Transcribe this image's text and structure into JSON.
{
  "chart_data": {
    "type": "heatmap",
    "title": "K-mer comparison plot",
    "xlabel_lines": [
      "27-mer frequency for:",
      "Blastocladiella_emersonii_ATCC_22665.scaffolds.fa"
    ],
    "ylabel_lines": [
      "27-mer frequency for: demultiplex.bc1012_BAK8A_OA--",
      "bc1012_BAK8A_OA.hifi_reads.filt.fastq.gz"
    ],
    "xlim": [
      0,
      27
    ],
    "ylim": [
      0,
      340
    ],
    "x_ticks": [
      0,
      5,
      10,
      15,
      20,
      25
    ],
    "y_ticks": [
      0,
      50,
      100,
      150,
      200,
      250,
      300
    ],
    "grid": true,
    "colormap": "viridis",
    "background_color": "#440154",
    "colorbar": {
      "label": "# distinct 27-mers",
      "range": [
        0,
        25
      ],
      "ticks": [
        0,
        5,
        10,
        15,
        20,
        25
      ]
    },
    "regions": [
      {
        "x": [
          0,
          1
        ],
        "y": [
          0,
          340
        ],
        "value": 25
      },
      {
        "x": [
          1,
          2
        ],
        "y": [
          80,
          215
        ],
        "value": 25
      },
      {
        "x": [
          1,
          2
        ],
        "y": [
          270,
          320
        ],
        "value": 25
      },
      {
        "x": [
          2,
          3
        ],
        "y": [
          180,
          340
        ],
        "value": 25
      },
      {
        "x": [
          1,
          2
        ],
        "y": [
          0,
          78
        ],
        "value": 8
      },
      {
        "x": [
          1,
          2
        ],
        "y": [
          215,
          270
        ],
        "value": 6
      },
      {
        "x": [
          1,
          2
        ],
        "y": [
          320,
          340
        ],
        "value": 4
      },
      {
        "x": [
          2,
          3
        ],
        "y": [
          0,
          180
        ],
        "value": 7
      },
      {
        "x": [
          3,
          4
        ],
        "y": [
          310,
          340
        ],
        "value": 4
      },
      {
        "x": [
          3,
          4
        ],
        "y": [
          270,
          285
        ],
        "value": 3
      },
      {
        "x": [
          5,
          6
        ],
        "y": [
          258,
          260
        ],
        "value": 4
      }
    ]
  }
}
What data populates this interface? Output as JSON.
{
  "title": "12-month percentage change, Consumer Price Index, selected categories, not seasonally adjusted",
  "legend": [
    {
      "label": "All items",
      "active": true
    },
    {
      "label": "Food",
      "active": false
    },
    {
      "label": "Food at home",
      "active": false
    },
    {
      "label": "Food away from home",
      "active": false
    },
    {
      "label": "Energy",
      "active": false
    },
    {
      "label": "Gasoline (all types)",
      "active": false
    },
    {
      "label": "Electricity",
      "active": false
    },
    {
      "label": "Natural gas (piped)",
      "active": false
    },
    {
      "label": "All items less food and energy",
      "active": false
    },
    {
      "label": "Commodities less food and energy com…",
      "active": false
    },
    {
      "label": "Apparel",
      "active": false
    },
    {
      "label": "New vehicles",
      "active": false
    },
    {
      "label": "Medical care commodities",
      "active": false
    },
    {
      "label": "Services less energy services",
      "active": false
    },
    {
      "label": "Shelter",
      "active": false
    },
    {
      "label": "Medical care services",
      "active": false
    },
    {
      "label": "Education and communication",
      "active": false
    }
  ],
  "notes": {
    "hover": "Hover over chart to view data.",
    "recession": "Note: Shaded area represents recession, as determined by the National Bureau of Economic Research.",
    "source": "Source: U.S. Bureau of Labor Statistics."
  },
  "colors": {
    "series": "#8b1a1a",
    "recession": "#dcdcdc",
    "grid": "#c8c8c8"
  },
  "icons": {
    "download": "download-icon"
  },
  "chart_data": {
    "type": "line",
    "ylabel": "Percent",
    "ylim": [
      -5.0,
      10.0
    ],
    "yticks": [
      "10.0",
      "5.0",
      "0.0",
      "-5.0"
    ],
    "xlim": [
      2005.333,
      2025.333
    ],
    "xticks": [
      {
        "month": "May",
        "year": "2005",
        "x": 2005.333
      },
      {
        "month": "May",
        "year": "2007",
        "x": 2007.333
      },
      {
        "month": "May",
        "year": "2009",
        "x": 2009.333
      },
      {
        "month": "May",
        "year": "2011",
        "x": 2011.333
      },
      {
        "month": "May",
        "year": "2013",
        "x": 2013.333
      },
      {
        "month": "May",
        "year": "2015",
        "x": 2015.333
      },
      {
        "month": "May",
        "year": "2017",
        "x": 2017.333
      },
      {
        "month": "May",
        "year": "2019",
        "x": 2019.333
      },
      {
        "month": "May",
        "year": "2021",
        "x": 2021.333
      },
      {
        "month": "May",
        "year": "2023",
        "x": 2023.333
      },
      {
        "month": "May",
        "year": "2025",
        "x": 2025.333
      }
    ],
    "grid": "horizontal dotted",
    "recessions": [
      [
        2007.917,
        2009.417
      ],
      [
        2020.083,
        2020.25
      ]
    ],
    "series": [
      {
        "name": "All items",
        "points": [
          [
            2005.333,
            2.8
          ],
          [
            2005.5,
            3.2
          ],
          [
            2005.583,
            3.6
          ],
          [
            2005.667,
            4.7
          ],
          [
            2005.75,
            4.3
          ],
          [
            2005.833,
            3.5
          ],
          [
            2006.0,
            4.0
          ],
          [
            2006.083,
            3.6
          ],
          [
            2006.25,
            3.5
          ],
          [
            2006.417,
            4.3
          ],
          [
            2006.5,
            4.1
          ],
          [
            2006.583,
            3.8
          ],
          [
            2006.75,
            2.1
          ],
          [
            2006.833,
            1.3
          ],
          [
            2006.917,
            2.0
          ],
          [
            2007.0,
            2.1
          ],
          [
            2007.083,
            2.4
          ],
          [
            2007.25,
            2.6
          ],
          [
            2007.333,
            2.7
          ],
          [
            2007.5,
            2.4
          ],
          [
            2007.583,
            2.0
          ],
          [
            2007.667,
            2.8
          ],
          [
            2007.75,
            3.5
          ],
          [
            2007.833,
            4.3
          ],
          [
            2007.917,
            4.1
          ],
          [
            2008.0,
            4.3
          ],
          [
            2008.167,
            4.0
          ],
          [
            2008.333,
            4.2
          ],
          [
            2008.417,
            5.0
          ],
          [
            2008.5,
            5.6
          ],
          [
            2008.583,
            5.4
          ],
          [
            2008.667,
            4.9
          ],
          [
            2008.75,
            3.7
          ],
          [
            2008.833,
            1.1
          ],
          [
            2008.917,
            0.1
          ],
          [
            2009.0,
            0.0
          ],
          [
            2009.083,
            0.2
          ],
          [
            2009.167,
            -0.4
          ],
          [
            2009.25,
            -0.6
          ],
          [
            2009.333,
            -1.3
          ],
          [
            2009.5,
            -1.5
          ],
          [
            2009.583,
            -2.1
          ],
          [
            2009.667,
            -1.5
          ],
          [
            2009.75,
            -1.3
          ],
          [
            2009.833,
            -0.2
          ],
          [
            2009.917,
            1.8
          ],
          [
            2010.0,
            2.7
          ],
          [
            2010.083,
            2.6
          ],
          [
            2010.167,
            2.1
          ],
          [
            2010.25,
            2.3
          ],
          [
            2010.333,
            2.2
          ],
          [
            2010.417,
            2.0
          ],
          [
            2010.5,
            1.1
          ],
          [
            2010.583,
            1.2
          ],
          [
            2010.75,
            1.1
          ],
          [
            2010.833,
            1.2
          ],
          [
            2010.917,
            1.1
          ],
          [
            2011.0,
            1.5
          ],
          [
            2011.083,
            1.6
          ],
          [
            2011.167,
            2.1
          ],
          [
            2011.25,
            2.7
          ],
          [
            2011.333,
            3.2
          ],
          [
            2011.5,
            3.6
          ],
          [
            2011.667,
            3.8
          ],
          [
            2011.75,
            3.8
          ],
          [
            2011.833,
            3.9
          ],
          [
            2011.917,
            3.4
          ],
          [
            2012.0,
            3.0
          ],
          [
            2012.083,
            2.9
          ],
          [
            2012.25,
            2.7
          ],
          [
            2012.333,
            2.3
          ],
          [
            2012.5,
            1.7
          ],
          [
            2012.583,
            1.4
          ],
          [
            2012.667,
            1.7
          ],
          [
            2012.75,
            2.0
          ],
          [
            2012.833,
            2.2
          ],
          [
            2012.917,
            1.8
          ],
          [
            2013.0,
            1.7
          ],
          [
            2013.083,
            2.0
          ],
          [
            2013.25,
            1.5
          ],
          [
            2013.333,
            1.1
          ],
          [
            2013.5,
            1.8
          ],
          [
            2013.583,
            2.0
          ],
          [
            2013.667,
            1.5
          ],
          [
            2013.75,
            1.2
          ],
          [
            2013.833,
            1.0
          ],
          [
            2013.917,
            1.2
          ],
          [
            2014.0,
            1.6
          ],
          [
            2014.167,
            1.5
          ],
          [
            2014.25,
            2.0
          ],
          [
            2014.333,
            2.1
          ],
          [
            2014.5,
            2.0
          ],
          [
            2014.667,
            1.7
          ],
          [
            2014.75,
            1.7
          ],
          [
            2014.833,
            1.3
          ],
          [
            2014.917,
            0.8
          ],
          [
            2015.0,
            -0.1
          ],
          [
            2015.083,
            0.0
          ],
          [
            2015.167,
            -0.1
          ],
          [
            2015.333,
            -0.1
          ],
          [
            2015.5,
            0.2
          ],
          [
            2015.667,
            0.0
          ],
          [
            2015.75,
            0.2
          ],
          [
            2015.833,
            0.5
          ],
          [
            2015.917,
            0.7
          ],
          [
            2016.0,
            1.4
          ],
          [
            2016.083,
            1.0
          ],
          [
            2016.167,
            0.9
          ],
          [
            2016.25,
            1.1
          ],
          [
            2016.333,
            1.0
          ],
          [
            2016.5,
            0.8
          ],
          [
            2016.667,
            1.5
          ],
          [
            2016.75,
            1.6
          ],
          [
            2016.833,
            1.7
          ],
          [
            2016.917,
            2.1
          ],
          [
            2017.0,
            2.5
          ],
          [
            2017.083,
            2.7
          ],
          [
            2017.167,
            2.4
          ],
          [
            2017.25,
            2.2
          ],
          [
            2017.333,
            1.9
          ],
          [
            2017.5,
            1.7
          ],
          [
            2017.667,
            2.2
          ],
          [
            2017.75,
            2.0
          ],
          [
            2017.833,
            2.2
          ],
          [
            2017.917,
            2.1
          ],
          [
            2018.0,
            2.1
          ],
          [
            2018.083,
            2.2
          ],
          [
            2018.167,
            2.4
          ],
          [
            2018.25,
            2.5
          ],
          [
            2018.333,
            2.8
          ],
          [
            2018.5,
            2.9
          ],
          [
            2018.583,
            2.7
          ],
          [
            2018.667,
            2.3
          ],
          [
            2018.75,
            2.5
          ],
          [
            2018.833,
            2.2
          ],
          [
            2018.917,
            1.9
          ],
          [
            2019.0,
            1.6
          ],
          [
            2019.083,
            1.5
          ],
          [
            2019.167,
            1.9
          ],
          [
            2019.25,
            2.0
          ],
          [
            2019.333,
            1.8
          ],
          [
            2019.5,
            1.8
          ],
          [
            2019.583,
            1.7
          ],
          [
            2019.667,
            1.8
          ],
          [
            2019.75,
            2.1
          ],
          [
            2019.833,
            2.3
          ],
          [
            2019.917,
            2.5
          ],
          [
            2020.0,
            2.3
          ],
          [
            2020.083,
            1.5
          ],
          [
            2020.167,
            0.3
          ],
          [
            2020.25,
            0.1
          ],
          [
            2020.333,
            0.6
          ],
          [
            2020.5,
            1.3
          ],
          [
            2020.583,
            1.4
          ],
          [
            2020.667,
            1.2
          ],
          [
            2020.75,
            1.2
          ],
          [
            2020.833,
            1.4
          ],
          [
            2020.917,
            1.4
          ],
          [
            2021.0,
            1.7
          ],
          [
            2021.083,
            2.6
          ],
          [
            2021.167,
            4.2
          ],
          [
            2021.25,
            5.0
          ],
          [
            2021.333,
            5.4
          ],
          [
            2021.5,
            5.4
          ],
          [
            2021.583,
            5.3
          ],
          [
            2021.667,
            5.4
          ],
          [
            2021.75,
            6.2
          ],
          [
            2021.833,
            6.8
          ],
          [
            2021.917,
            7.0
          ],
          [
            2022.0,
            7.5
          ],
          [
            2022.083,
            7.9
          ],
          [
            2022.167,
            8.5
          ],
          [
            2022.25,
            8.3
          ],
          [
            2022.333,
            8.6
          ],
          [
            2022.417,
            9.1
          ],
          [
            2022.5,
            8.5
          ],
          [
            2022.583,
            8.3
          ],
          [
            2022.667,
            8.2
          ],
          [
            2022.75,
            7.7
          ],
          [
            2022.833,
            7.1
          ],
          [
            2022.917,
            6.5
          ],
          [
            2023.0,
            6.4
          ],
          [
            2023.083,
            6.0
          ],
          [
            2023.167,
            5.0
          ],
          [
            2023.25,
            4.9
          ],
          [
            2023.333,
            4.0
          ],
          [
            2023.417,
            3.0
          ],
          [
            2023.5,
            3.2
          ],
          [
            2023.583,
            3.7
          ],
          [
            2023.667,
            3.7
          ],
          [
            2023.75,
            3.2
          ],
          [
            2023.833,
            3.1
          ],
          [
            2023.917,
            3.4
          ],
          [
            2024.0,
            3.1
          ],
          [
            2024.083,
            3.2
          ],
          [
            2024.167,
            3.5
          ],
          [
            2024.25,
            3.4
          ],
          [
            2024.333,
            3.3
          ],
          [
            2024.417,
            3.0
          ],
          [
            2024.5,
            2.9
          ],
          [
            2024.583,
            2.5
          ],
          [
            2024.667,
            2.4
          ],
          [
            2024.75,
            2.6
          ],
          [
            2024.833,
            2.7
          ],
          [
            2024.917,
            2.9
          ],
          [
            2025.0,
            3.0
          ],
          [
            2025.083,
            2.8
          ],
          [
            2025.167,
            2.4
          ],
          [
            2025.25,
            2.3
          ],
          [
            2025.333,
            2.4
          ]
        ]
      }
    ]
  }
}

**Short task:** Look for the word "Medical" and return every line where it occurs.

**Worked solution:**
      "label": "Medical care commodities",
      "label": "Medical care services",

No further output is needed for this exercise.